Problem to solve →
Lines containing the word "Allah" are the ones to copy from the records below.

Dataset entries
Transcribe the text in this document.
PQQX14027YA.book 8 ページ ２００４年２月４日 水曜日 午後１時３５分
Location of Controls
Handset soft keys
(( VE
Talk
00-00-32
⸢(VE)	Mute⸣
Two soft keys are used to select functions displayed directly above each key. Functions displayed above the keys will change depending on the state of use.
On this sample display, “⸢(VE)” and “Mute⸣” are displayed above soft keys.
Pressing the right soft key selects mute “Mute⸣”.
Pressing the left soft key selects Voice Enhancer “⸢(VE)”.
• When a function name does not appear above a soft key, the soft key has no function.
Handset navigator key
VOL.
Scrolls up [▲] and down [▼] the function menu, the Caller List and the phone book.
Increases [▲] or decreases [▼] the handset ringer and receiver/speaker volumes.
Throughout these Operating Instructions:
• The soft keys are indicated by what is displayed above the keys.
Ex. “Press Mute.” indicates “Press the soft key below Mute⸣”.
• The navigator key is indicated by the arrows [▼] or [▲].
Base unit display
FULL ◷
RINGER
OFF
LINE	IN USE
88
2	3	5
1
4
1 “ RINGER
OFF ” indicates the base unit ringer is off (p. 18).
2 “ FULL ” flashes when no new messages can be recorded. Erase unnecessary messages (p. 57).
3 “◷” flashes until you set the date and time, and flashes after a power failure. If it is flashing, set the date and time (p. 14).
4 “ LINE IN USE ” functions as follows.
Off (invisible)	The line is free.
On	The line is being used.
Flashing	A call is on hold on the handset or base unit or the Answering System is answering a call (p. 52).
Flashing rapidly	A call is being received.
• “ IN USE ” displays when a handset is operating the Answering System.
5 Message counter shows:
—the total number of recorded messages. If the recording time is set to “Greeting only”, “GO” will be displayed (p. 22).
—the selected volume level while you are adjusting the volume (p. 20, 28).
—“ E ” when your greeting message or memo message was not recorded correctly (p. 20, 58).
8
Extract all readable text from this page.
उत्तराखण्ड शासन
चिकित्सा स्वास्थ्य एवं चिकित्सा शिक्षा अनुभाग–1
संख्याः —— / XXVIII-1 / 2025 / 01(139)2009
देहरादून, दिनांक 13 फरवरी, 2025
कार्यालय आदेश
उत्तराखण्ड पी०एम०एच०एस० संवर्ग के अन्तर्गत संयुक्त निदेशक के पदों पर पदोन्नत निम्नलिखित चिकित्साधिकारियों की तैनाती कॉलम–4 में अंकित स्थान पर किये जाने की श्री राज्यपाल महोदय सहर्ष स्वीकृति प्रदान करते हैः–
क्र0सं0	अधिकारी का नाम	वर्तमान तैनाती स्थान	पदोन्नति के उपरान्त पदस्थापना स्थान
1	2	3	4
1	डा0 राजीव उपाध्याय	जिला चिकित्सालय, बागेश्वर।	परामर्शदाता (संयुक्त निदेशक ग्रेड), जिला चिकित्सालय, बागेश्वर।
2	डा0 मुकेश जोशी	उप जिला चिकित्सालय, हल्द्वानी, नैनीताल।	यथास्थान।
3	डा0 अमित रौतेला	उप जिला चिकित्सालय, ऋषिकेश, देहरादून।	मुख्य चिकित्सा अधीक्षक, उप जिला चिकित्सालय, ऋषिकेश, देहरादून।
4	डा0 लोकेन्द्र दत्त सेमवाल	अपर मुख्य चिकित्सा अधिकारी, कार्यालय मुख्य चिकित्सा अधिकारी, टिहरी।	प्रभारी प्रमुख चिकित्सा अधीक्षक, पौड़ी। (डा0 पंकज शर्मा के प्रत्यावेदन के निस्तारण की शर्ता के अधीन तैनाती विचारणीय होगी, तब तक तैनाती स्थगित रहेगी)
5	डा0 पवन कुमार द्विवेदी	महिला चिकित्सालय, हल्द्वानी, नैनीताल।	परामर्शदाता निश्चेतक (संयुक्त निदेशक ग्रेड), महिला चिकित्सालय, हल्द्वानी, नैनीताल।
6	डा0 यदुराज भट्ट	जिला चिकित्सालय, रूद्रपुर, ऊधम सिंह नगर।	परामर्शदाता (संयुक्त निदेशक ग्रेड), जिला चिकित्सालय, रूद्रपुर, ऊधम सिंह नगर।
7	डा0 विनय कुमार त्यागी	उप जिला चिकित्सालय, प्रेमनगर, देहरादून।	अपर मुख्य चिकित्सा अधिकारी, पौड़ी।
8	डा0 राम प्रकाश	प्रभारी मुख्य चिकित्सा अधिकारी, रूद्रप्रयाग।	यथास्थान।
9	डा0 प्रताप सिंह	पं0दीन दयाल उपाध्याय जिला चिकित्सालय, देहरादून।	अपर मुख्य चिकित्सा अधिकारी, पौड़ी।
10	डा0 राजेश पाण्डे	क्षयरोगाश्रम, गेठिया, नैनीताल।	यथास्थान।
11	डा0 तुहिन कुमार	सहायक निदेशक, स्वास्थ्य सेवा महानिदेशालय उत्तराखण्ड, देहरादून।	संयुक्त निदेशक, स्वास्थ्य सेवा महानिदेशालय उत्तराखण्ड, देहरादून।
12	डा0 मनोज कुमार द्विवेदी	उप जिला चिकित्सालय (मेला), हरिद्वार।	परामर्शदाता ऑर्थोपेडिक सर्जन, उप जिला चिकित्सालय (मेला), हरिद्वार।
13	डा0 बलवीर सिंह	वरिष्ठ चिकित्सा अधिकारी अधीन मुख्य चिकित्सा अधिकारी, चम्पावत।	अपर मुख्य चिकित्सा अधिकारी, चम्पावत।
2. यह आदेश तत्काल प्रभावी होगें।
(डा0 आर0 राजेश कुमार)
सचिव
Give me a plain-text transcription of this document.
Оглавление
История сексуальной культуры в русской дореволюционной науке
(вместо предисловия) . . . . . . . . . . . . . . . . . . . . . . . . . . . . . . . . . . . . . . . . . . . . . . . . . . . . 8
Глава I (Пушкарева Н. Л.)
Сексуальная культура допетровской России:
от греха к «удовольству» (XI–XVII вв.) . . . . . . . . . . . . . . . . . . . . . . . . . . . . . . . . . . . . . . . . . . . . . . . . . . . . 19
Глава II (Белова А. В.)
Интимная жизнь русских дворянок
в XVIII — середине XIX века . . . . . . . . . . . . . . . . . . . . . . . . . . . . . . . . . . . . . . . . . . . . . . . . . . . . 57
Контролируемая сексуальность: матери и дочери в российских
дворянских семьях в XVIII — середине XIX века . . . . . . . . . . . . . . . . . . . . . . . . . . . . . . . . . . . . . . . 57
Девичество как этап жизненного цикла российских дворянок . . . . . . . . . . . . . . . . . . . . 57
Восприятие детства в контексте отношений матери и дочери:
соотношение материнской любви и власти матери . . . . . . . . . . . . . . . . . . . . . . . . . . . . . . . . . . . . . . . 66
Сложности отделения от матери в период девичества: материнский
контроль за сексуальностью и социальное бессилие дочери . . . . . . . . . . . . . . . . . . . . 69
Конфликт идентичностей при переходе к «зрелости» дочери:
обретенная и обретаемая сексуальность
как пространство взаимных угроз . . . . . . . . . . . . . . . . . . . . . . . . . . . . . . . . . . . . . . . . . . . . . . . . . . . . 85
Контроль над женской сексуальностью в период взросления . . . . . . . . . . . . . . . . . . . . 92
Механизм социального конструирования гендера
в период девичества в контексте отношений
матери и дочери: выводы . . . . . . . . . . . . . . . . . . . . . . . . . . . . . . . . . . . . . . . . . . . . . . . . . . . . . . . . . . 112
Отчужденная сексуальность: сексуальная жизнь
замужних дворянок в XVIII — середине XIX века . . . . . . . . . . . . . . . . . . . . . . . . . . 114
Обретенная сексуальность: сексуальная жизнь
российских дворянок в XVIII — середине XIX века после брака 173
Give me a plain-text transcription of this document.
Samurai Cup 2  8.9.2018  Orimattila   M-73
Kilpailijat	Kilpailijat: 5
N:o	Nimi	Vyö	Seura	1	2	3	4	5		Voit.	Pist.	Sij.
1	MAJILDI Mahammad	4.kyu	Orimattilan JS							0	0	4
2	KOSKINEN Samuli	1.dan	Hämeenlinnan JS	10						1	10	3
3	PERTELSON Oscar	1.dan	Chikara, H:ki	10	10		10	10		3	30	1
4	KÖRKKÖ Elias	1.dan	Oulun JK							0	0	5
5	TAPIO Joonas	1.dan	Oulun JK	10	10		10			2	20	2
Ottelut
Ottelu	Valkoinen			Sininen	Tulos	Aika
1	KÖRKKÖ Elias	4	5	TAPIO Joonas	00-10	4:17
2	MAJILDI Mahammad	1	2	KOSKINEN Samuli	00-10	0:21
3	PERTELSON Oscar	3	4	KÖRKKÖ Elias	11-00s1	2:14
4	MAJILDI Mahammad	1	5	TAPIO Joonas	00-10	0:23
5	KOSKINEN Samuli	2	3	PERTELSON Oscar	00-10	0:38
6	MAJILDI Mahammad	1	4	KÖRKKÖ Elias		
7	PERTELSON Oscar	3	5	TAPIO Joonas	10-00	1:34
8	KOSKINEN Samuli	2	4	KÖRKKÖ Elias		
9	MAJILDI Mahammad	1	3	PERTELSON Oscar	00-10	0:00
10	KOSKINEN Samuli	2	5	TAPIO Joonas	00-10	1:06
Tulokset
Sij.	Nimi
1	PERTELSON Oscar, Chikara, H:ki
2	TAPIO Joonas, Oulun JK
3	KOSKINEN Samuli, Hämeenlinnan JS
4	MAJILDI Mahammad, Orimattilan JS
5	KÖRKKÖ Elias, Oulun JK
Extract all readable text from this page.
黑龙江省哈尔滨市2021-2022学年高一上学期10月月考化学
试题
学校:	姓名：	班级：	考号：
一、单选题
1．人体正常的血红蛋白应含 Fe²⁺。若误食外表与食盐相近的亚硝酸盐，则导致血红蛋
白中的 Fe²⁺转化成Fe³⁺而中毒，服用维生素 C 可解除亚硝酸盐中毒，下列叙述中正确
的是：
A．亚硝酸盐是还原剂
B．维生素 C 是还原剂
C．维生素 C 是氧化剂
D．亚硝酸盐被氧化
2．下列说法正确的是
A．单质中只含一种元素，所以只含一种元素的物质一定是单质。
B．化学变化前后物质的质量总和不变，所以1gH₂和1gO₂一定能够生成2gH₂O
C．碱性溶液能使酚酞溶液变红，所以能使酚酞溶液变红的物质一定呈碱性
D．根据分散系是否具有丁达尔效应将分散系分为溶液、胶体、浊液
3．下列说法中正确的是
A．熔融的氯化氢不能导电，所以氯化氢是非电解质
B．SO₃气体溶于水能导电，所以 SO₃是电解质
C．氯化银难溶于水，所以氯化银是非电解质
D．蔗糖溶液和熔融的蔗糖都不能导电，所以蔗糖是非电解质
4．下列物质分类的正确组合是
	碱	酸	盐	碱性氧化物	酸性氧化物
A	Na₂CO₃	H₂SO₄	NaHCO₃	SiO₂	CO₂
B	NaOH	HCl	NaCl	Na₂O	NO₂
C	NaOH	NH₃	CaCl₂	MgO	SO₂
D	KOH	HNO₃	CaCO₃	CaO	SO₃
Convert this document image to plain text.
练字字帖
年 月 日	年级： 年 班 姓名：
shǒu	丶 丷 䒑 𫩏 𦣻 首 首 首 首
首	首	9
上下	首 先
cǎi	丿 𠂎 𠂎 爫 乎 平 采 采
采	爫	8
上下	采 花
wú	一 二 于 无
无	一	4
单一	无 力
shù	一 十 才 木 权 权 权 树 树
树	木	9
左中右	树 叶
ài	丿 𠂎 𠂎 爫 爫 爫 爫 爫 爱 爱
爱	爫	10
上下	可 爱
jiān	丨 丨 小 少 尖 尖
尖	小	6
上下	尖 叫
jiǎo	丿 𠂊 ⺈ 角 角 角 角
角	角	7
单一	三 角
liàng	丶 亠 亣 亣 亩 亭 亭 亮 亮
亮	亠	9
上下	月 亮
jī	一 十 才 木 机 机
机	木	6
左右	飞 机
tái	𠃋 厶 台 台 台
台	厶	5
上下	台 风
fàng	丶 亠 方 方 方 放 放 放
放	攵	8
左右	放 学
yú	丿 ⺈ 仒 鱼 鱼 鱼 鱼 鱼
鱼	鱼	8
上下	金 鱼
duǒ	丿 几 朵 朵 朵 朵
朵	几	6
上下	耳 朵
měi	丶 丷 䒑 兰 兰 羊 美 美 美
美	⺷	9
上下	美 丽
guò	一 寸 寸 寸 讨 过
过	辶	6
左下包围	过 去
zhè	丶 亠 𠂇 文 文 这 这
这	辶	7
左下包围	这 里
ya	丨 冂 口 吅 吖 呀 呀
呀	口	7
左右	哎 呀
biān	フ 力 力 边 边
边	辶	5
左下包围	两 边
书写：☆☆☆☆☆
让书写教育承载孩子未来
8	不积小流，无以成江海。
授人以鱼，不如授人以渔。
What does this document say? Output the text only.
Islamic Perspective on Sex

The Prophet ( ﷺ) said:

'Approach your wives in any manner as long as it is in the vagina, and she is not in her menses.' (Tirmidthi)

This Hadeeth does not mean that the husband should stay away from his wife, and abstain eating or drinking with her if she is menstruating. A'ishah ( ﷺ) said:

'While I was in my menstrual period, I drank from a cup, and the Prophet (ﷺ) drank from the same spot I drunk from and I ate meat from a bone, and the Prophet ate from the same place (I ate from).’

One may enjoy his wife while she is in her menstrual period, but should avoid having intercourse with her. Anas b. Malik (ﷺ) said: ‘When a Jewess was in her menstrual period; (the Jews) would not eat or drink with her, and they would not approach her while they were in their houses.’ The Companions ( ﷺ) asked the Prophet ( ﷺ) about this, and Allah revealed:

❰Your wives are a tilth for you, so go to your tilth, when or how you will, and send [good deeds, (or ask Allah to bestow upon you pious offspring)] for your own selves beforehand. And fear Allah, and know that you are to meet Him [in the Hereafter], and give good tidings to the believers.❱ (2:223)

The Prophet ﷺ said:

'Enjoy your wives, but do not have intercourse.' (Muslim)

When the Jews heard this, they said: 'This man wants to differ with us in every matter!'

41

Response →
One may enjoy his wife while she is in her menstrual period, but should avoid having intercourse with her. Anas b. Malik (ﷺ) said: ‘When a Jewess was in her menstrual period; (the Jews) would not eat or drink with her, and they would not approach her while they were in their houses.’ The Companions ( ﷺ) asked the Prophet ( ﷺ) about this, and Allah revealed:
❰Your wives are a tilth for you, so go to your tilth, when or how you will, and send [good deeds, (or ask Allah to bestow upon you pious offspring)] for your own selves beforehand. And fear Allah, and know that you are to meet Him [in the Hereafter], and give good tidings to the believers.❱ (2:223)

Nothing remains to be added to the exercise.